Write the material out again, line by line, exactly as it is.

**Extracted material**
⟨

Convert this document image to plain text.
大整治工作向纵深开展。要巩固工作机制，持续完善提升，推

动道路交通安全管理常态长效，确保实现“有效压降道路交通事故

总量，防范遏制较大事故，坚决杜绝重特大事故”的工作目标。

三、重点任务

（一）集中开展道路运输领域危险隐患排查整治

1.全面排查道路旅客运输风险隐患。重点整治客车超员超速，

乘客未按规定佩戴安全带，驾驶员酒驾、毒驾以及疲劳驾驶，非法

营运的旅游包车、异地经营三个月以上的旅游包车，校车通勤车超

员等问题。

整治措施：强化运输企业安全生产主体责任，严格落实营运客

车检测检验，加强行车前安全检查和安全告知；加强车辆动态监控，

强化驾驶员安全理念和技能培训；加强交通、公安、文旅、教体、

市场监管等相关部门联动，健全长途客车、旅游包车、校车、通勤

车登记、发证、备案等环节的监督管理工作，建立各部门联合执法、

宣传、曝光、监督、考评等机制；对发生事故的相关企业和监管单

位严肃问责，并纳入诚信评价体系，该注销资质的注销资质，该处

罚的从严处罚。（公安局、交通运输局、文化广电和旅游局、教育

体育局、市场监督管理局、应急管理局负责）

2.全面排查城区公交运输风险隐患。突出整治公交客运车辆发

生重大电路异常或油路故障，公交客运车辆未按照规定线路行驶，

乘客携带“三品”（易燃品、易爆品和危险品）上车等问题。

⟩

**Solution to this task**
Convert this document image to plain text.
大整治工作向纵深开展。要巩固工作机制，持续完善提升，推

动道路交通安全管理常态长效，确保实现“有效压降道路交通事故

总量，防范遏制较大事故，坚决杜绝重特大事故”的工作目标。

三、重点任务

（一）集中开展道路运输领域危险隐患排查整治

1.全面排查道路旅客运输风险隐患。重点整治客车超员超速，

乘客未按规定佩戴安全带，驾驶员酒驾、毒驾以及疲劳驾驶，非法

营运的旅游包车、异地经营三个月以上的旅游包车，校车通勤车超

员等问题。

整治措施：强化运输企业安全生产主体责任，严格落实营运客

车检测检验，加强行车前安全检查和安全告知；加强车辆动态监控，

强化驾驶员安全理念和技能培训；加强交通、公安、文旅、教体、

市场监管等相关部门联动，健全长途客车、旅游包车、校车、通勤

车登记、发证、备案等环节的监督管理工作，建立各部门联合执法、

宣传、曝光、监督、考评等机制；对发生事故的相关企业和监管单

位严肃问责，并纳入诚信评价体系，该注销资质的注销资质，该处

罚的从严处罚。（公安局、交通运输局、文化广电和旅游局、教育

体育局、市场监督管理局、应急管理局负责）

2.全面排查城区公交运输风险隐患。突出整治公交客运车辆发

生重大电路异常或油路故障，公交客运车辆未按照规定线路行驶，

乘客携带“三品”（易燃品、易爆品和危险品）上车等问题。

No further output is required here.